• TASK STATEMENT: Quote the listing below in its entirety.

— Start ROWS —

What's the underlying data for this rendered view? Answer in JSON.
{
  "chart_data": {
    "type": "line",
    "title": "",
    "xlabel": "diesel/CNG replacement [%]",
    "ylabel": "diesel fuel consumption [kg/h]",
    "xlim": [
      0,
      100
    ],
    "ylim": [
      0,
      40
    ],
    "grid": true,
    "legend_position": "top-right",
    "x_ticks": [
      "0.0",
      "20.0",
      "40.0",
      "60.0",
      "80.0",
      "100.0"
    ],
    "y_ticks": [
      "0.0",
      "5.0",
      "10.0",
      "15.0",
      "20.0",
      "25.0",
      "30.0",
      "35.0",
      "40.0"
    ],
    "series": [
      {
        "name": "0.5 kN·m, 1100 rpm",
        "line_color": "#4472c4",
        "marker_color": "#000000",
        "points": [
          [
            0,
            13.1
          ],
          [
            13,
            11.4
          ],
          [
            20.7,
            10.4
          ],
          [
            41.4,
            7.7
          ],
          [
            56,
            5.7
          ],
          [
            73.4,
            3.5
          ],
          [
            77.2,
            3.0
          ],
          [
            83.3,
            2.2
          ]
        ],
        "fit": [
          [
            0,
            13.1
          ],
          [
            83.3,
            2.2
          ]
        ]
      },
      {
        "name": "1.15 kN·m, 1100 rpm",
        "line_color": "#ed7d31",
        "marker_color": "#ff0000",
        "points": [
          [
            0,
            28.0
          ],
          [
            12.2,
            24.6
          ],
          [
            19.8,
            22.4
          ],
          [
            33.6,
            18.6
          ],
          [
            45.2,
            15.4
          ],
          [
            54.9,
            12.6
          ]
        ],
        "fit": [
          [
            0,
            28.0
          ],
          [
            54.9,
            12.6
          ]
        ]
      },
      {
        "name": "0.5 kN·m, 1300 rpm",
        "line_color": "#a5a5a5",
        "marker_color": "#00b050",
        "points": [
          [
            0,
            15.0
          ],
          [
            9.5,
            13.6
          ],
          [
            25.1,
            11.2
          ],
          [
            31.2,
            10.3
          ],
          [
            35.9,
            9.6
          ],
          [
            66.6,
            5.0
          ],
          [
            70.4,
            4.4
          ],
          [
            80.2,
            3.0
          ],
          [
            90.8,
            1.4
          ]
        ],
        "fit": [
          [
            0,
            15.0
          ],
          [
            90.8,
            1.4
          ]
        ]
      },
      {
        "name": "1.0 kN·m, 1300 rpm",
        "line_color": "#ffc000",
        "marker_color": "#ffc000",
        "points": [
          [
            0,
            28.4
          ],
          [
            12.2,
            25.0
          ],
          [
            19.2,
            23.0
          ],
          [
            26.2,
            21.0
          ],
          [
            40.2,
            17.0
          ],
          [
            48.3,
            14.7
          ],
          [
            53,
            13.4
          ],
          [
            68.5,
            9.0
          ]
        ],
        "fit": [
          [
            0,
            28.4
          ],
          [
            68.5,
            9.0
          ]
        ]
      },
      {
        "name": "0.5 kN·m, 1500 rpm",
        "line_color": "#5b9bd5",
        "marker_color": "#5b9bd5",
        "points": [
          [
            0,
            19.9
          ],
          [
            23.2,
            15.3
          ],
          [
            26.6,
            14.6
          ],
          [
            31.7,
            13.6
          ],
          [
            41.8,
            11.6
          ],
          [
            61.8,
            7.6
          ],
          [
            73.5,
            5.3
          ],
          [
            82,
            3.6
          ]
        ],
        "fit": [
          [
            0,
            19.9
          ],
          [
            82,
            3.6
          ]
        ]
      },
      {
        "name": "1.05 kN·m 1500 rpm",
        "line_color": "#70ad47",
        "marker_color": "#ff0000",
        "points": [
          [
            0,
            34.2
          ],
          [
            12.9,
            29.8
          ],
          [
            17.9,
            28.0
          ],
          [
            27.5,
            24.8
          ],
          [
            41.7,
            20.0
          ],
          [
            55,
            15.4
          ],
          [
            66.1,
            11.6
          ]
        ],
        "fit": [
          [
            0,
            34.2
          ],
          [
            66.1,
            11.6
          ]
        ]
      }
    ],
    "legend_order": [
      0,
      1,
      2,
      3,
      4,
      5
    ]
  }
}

— End ROWS —

• FULL SOLUTION:
What's the underlying data for this rendered view? Answer in JSON.
{
  "chart_data": {
    "type": "line",
    "title": "",
    "xlabel": "diesel/CNG replacement [%]",
    "ylabel": "diesel fuel consumption [kg/h]",
    "xlim": [
      0,
      100
    ],
    "ylim": [
      0,
      40
    ],
    "grid": true,
    "legend_position": "top-right",
    "x_ticks": [
      "0.0",
      "20.0",
      "40.0",
      "60.0",
      "80.0",
      "100.0"
    ],
    "y_ticks": [
      "0.0",
      "5.0",
      "10.0",
      "15.0",
      "20.0",
      "25.0",
      "30.0",
      "35.0",
      "40.0"
    ],
    "series": [
      {
        "name": "0.5 kN·m, 1100 rpm",
        "line_color": "#4472c4",
        "marker_color": "#000000",
        "points": [
          [
            0,
            13.1
          ],
          [
            13,
            11.4
          ],
          [
            20.7,
            10.4
          ],
          [
            41.4,
            7.7
          ],
          [
            56,
            5.7
          ],
          [
            73.4,
            3.5
          ],
          [
            77.2,
            3.0
          ],
          [
            83.3,
            2.2
          ]
        ],
        "fit": [
          [
            0,
            13.1
          ],
          [
            83.3,
            2.2
          ]
        ]
      },
      {
        "name": "1.15 kN·m, 1100 rpm",
        "line_color": "#ed7d31",
        "marker_color": "#ff0000",
        "points": [
          [
            0,
            28.0
          ],
          [
            12.2,
            24.6
          ],
          [
            19.8,
            22.4
          ],
          [
            33.6,
            18.6
          ],
          [
            45.2,
            15.4
          ],
          [
            54.9,
            12.6
          ]
        ],
        "fit": [
          [
            0,
            28.0
          ],
          [
            54.9,
            12.6
          ]
        ]
      },
      {
        "name": "0.5 kN·m, 1300 rpm",
        "line_color": "#a5a5a5",
        "marker_color": "#00b050",
        "points": [
          [
            0,
            15.0
          ],
          [
            9.5,
            13.6
          ],
          [
            25.1,
            11.2
          ],
          [
            31.2,
            10.3
          ],
          [
            35.9,
            9.6
          ],
          [
            66.6,
            5.0
          ],
          [
            70.4,
            4.4
          ],
          [
            80.2,
            3.0
          ],
          [
            90.8,
            1.4
          ]
        ],
        "fit": [
          [
            0,
            15.0
          ],
          [
            90.8,
            1.4
          ]
        ]
      },
      {
        "name": "1.0 kN·m, 1300 rpm",
        "line_color": "#ffc000",
        "marker_color": "#ffc000",
        "points": [
          [
            0,
            28.4
          ],
          [
            12.2,
            25.0
          ],
          [
            19.2,
            23.0
          ],
          [
            26.2,
            21.0
          ],
          [
            40.2,
            17.0
          ],
          [
            48.3,
            14.7
          ],
          [
            53,
            13.4
          ],
          [
            68.5,
            9.0
          ]
        ],
        "fit": [
          [
            0,
            28.4
          ],
          [
            68.5,
            9.0
          ]
        ]
      },
      {
        "name": "0.5 kN·m, 1500 rpm",
        "line_color": "#5b9bd5",
        "marker_color": "#5b9bd5",
        "points": [
          [
            0,
            19.9
          ],
          [
            23.2,
            15.3
          ],
          [
            26.6,
            14.6
          ],
          [
            31.7,
            13.6
          ],
          [
            41.8,
            11.6
          ],
          [
            61.8,
            7.6
          ],
          [
            73.5,
            5.3
          ],
          [
            82,
            3.6
          ]
        ],
        "fit": [
          [
            0,
            19.9
          ],
          [
            82,
            3.6
          ]
        ]
      },
      {
        "name": "1.05 kN·m 1500 rpm",
        "line_color": "#70ad47",
        "marker_color": "#ff0000",
        "points": [
          [
            0,
            34.2
          ],
          [
            12.9,
            29.8
          ],
          [
            17.9,
            28.0
          ],
          [
            27.5,
            24.8
          ],
          [
            41.7,
            20.0
          ],
          [
            55,
            15.4
          ],
          [
            66.1,
            11.6
          ]
        ],
        "fit": [
          [
            0,
            34.2
          ],
          [
            66.1,
            11.6
          ]
        ]
      }
    ],
    "legend_order": [
      0,
      1,
      2,
      3,
      4,
      5
    ]
  }
}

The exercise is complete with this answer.